Written request. In the lines from the one with "list-item: vierteljährlich, [49, 299, 218, 339]" to the one with "page-number: 9 [967, 718, 974, 730]", change "list-item" to "list-entry" and leave everything else as it is. Give only those lines.

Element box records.
** START **
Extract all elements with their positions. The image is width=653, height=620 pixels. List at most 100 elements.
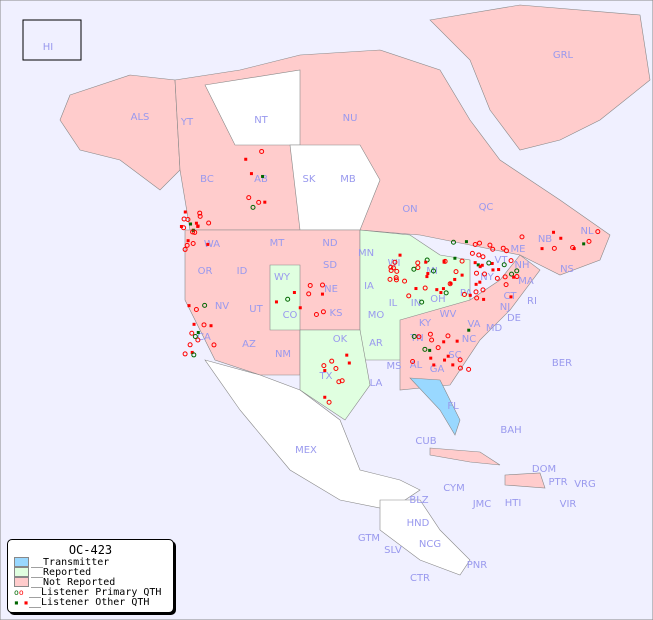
region-label-cub: CUB <box>415 436 436 447</box>
region-label-wa: WA <box>204 239 220 250</box>
legend: OC-423 __Transmitter __Reported __Not Re… <box>7 539 174 613</box>
listener-other-marker <box>398 253 402 257</box>
listener-primary-marker <box>457 365 463 371</box>
region-label-ok: OK <box>333 334 348 345</box>
region-hispaniola <box>504 472 546 489</box>
region-label-de: DE <box>507 313 521 324</box>
listener-other-marker <box>323 395 327 399</box>
listener-other-marker <box>446 354 450 358</box>
listener-primary-marker <box>307 282 313 288</box>
listener-other-marker <box>467 328 471 332</box>
listener-other-marker <box>424 260 428 264</box>
listener-other-marker <box>186 239 190 243</box>
region-label-al: AL <box>410 360 423 371</box>
listener-primary-marker <box>416 334 422 340</box>
listener-primary-marker <box>259 148 265 154</box>
listener-primary-marker <box>551 245 557 251</box>
listener-primary-marker <box>182 351 188 357</box>
region-label-blz: BLZ <box>409 495 428 506</box>
region-label-ky: KY <box>419 318 432 329</box>
listener-other-marker <box>478 280 482 284</box>
legend-title: OC-423 <box>68 543 113 557</box>
region-label-pnr: PNR <box>467 560 488 571</box>
listener-other-marker <box>298 306 302 310</box>
listener-primary-marker <box>393 277 399 283</box>
region-label-ar: AR <box>369 338 383 349</box>
listener-primary-marker <box>197 210 203 216</box>
listener-primary-marker <box>422 285 428 291</box>
legend-label: __Transmitter <box>31 556 110 568</box>
listener-other-marker <box>323 369 327 373</box>
region-label-qc: QC <box>479 202 494 213</box>
region-als <box>59 74 181 191</box>
region-label-ptr: PTR <box>548 477 567 488</box>
legend-label: __Listener Primary QTH <box>29 586 162 598</box>
listener-other-marker <box>540 247 544 251</box>
listener-other-marker <box>425 275 429 279</box>
legend-label: __Not Reported <box>31 576 116 588</box>
listener-other-marker <box>442 340 446 344</box>
listener-other-marker <box>432 363 436 367</box>
region-label-nm: NM <box>275 349 291 360</box>
region-label-on: ON <box>402 204 417 215</box>
listener-other-marker <box>490 261 494 265</box>
listener-primary-marker <box>474 295 480 301</box>
listener-other-marker <box>249 172 253 176</box>
listener-other-marker <box>453 256 457 260</box>
listener-other-marker <box>464 240 468 244</box>
region-label-vrg: VRG <box>574 479 596 490</box>
listener-primary-marker <box>427 331 433 337</box>
listener-other-marker <box>206 242 210 246</box>
region-label-nc: NC <box>462 334 476 345</box>
listener-primary-marker <box>321 363 327 369</box>
region-label-ri: RI <box>527 296 537 307</box>
region-label-md: MD <box>486 323 503 334</box>
listener-other-marker <box>552 230 556 234</box>
listener-other-marker <box>345 353 349 357</box>
region-label-tn: TN <box>409 333 424 344</box>
listener-other-marker <box>292 290 296 294</box>
listener-other-marker <box>426 272 430 276</box>
region-label-nt: NT <box>254 115 268 126</box>
listener-other-marker <box>263 200 267 204</box>
hawaii-inset <box>22 19 82 61</box>
listener-primary-marker <box>502 274 508 280</box>
listener-primary-marker <box>202 302 208 308</box>
region-label-sc: SC <box>448 350 461 361</box>
listener-primary-marker <box>306 291 312 297</box>
listener-other-marker <box>196 224 200 228</box>
region-label-fl: FL <box>447 401 459 412</box>
listener-primary-marker <box>503 248 509 254</box>
listener-primary-marker <box>388 264 394 270</box>
listener-primary-marker <box>329 358 335 364</box>
listener-primary-marker <box>501 262 507 268</box>
listener-other-marker <box>441 287 445 291</box>
region-label-bah: BAH <box>500 425 521 436</box>
not-reported-swatch <box>14 577 29 587</box>
listener-other-marker <box>442 259 446 263</box>
listener-other-marker <box>190 350 194 354</box>
region-label-ncg: NCG <box>419 539 441 550</box>
region-label-ia: IA <box>364 281 374 292</box>
listener-primary-marker <box>320 309 326 315</box>
listener-primary-marker <box>192 334 198 340</box>
listener-primary-marker <box>411 333 417 339</box>
listener-other-marker <box>476 263 480 267</box>
listener-other-marker <box>474 282 478 286</box>
listener-primary-marker <box>393 275 399 281</box>
listener-primary-marker <box>595 229 601 235</box>
listener-primary-marker <box>472 242 478 248</box>
legend-other-qth: ▪ ▪ __Listener Other QTH <box>14 597 173 608</box>
region-label-als: ALS <box>131 112 150 123</box>
region-label-ny: NY <box>480 272 494 283</box>
region-label-nb: NB <box>538 234 552 245</box>
listener-primary-marker <box>339 378 345 384</box>
region-label-mex: MEX <box>295 445 317 456</box>
region-label-or: OR <box>198 266 213 277</box>
listener-primary-marker <box>185 216 191 222</box>
listener-other-marker <box>429 356 433 360</box>
open-circle-icon: oo <box>14 587 24 597</box>
listener-other-marker <box>244 157 248 161</box>
listener-primary-marker <box>406 293 412 299</box>
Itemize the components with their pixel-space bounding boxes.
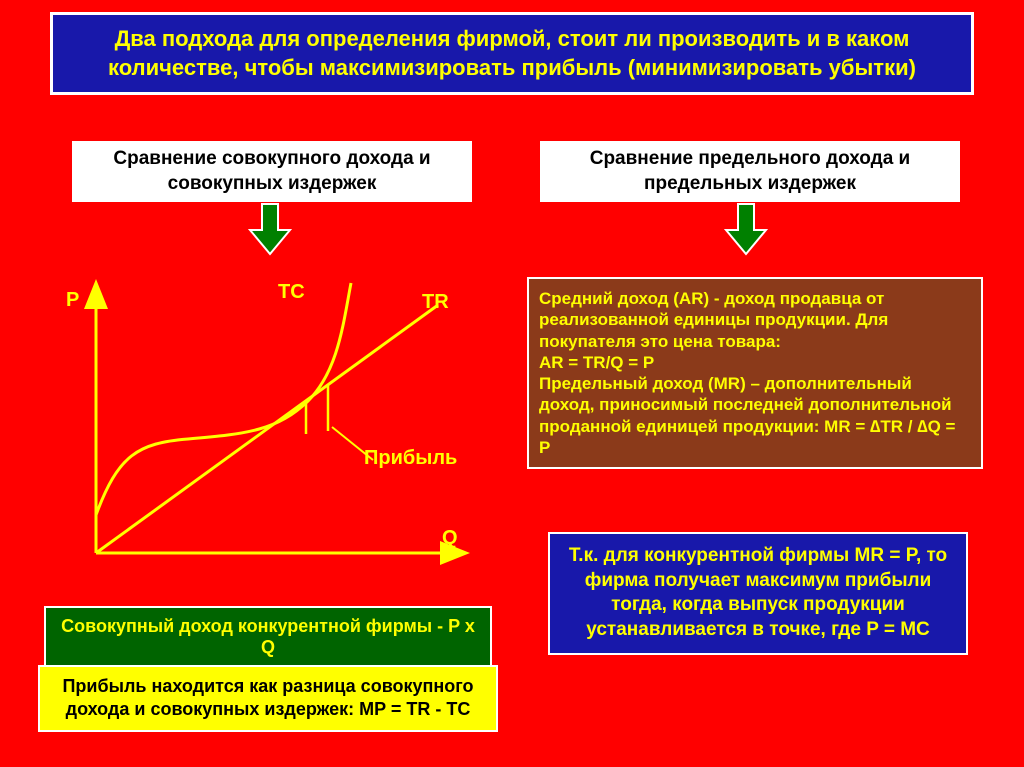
green-text: Совокупный доход конкурентной фирмы - P … <box>61 616 475 657</box>
axis-x-label: Q <box>442 527 458 550</box>
yellow-info-box: Прибыль находится как разница совокупног… <box>38 665 498 732</box>
arrow-down-right-icon <box>724 202 768 256</box>
chart-svg <box>48 275 488 575</box>
chart-container: P TC TR Прибыль Q <box>48 275 488 575</box>
brown-text: Средний доход (AR) - доход продавца от р… <box>539 289 960 457</box>
approach-left-box: Сравнение совокупного дохода и совокупны… <box>72 141 472 202</box>
arrow-down-left-icon <box>248 202 292 256</box>
approach-right-text: Сравнение предельного дохода и предельны… <box>590 148 911 194</box>
tr-label: TR <box>422 291 449 314</box>
title-text: Два подхода для определения фирмой, стои… <box>108 26 916 80</box>
green-info-box: Совокупный доход конкурентной фирмы - P … <box>44 606 492 668</box>
brown-info-box: Средний доход (AR) - доход продавца от р… <box>527 277 983 469</box>
title-box: Два подхода для определения фирмой, стои… <box>50 12 974 95</box>
axis-y-label: P <box>66 289 79 312</box>
profit-label: Прибыль <box>364 447 457 470</box>
blue-info-box: Т.к. для конкурентной фирмы MR = P, то ф… <box>548 532 968 655</box>
yellow-text: Прибыль находится как разница совокупног… <box>62 676 473 719</box>
approach-right-box: Сравнение предельного дохода и предельны… <box>540 141 960 202</box>
approach-left-text: Сравнение совокупного дохода и совокупны… <box>113 148 430 194</box>
blue-text: Т.к. для конкурентной фирмы MR = P, то ф… <box>569 545 947 640</box>
tc-label: TC <box>278 281 305 304</box>
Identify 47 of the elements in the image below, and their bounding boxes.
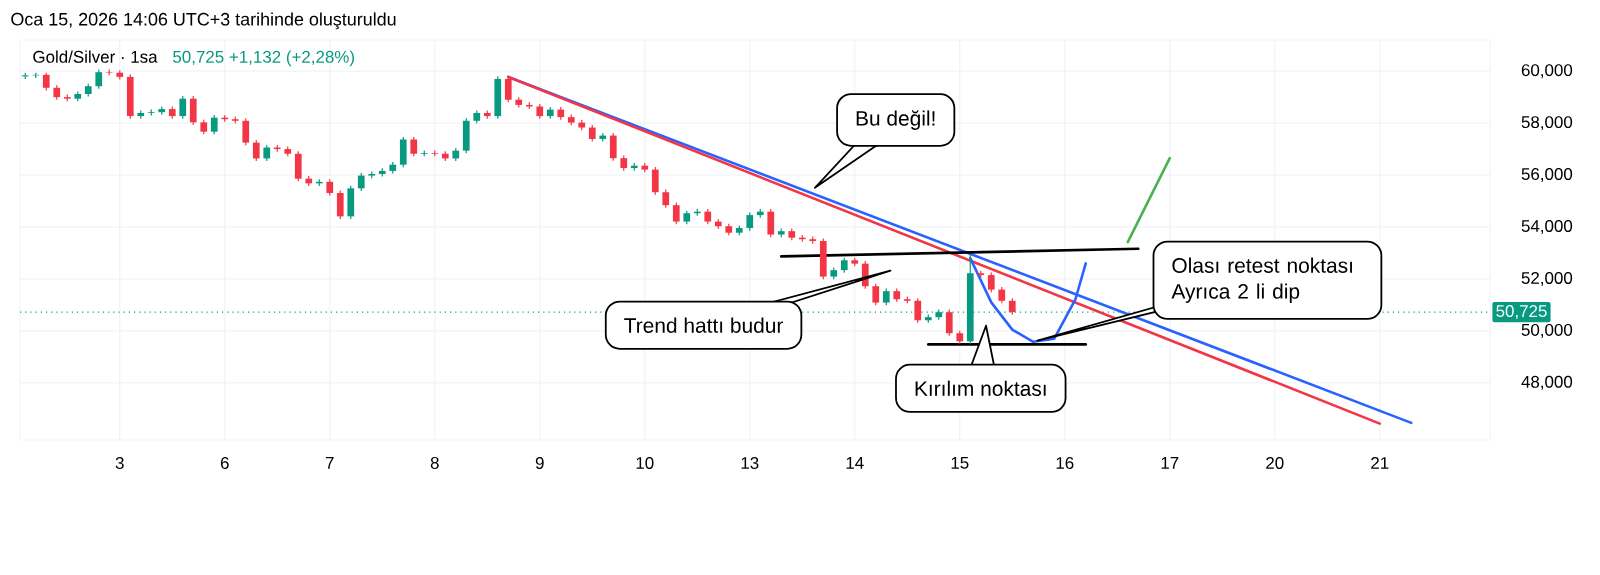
candlestick (651, 166, 659, 196)
x-tick-label: 7 (325, 457, 334, 469)
x-tick-label: 21 (1371, 457, 1389, 469)
y-tick-label: 48,000 (1521, 375, 1573, 390)
ref-line-label: 50,725 (1496, 305, 1547, 320)
candlestick (410, 136, 418, 157)
x-tick-label: 6 (220, 457, 229, 469)
candlestick (987, 271, 995, 293)
x-tick-label: 15 (951, 457, 969, 469)
candlestick (945, 309, 953, 337)
annotation: Trend hattı budur (624, 317, 784, 333)
candlestick (872, 283, 880, 306)
x-tick-label: 13 (741, 457, 759, 469)
candlestick (179, 95, 187, 120)
x-tick-label: 8 (430, 457, 439, 469)
candlestick (662, 189, 670, 209)
candlestick (336, 189, 344, 220)
line-series (968, 256, 1088, 344)
x-tick-label: 9 (535, 457, 544, 469)
text: Oca 15, 2026 14:06 UTC+3 tarihinde oluşturuldu (11, 12, 396, 30)
y-tick-label: 52,000 (1521, 271, 1573, 286)
candlestick (95, 69, 103, 90)
x-tick-label: 3 (115, 457, 124, 469)
y-tick-label: 58,000 (1521, 116, 1573, 131)
x-tick-label: 20 (1266, 457, 1284, 469)
annotation: Olası retest noktası Ayrıca 2 li dip (1171, 257, 1352, 303)
x-tick-label: 17 (1161, 457, 1179, 469)
candlestick (746, 211, 754, 232)
candlestick (767, 208, 775, 238)
annotation: Bu değil! (856, 110, 935, 130)
y-tick-label: 56,000 (1521, 168, 1573, 183)
y-tick-label: 54,000 (1521, 220, 1573, 234)
candlestick (252, 139, 260, 162)
text: 50,725 +1,132 (+2,28%) (173, 50, 354, 67)
candlestick (609, 132, 617, 162)
x-tick-label: 10 (636, 457, 654, 469)
chart-title: Gold/Silver · 1sa (33, 50, 158, 63)
candlestick (242, 117, 250, 146)
y-tick-label: 50,000 (1521, 323, 1573, 338)
x-tick-label: 16 (1056, 457, 1074, 469)
candlestick (914, 297, 922, 324)
candlestick (210, 114, 218, 135)
annotation: Kırılım noktası (915, 380, 1046, 397)
candlestick (672, 201, 680, 225)
candlestick (189, 95, 197, 126)
x-tick-label: 14 (846, 457, 864, 469)
y-tick-label: 60,000 (1521, 64, 1573, 79)
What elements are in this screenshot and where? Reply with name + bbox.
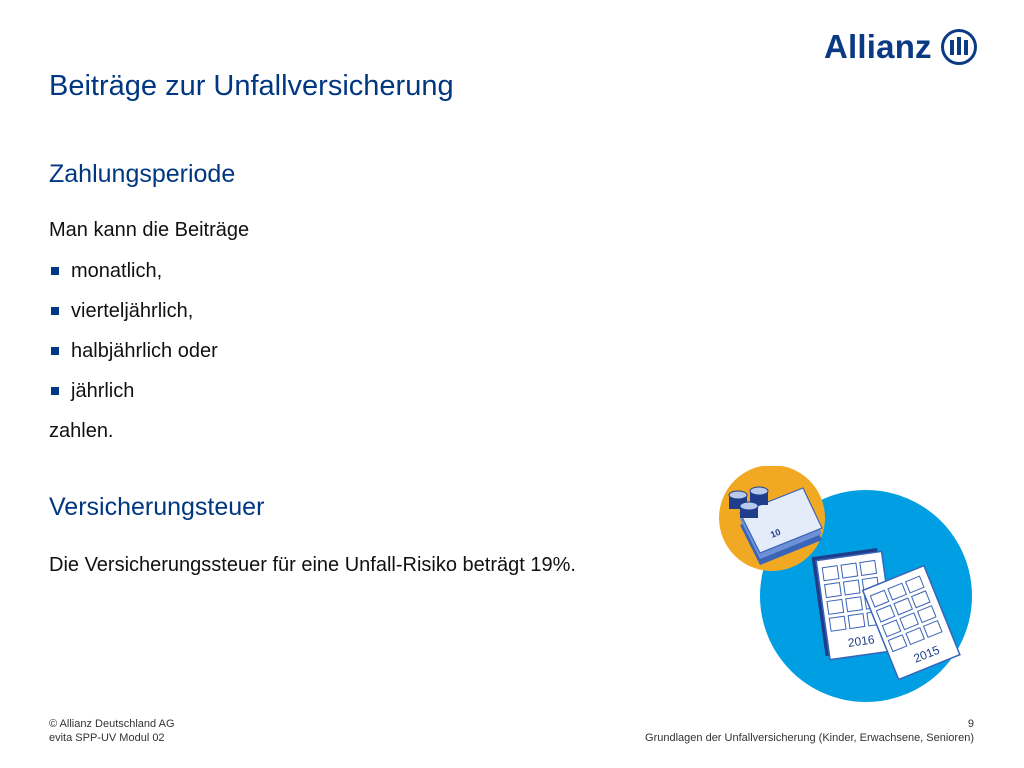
list-item: vierteljährlich, [49, 299, 218, 339]
footer-copyright: © Allianz Deutschland AG [49, 718, 175, 730]
list-item: halbjährlich oder [49, 339, 218, 379]
footer-module: evita SPP-UV Modul 02 [49, 732, 165, 744]
payment-period-list: monatlich, vierteljährlich, halbjährlich… [49, 259, 218, 419]
payment-intro-text: Man kann die Beiträge [49, 219, 250, 241]
footer-right: 9 Grundlagen der Unfallversicherung (Kin… [645, 717, 974, 745]
page-number: 9 [967, 718, 974, 730]
money-calendar-illustration: 10 2016 2015 [719, 466, 972, 702]
calendar-2016-icon: 2016 [811, 548, 897, 661]
bullet-square-icon [51, 307, 59, 315]
payment-outro-text: zahlen. [49, 420, 114, 442]
banknote-stack-icon: 10 [739, 487, 823, 565]
section-heading-payment-period: Zahlungsperiode [49, 160, 236, 188]
coin-stacks-icon [728, 486, 769, 518]
calendar-year-label: 2016 [847, 632, 876, 650]
allianz-eagle-icon [940, 29, 977, 65]
bullet-square-icon [51, 387, 59, 395]
logo-wordmark: Allianz [824, 28, 932, 65]
allianz-logo: Allianz [824, 28, 978, 66]
calendar-2015-icon: 2015 [861, 564, 961, 681]
bullet-square-icon [51, 347, 59, 355]
footer-left: © Allianz Deutschland AG evita SPP-UV Mo… [49, 717, 175, 745]
page-title: Beiträge zur Unfallversicherung [49, 70, 454, 102]
list-item: jährlich [49, 379, 218, 419]
section-heading-insurance-tax: Versicherungsteuer [49, 493, 265, 521]
list-item: monatlich, [49, 259, 218, 299]
banknote-value: 10 [769, 527, 782, 540]
bullet-square-icon [51, 267, 59, 275]
footer-subtitle: Grundlagen der Unfallversicherung (Kinde… [645, 732, 974, 744]
insurance-tax-text: Die Versicherungssteuer für eine Unfall-… [49, 554, 576, 576]
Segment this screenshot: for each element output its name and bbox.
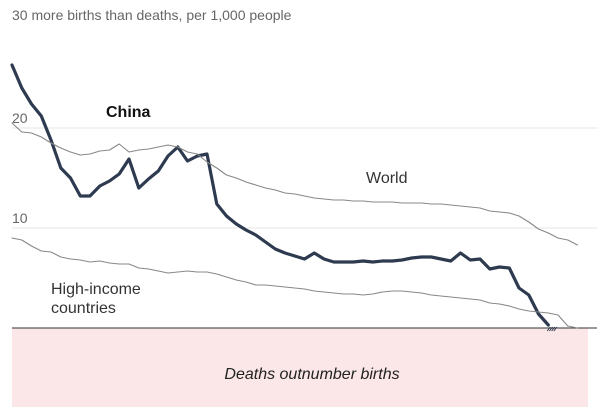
** END **
Reply to the task.
list-entry: vierteljährlich, [49, 299, 218, 339]
footer-copyright: © Allianz Deutschland AG [49, 718, 175, 730]
list-entry: halbjährlich oder [49, 339, 218, 379]
footer-module: evita SPP-UV Modul 02 [49, 732, 165, 744]
payment-period-list: monatlich, vierteljährlich, halbjährlich… [49, 259, 218, 419]
payment-intro-text: Man kann die Beiträge [49, 219, 250, 241]
footer-right: 9 Grundlagen der Unfallversicherung (Kin… [645, 717, 974, 745]
page-number: 9 [967, 718, 974, 730]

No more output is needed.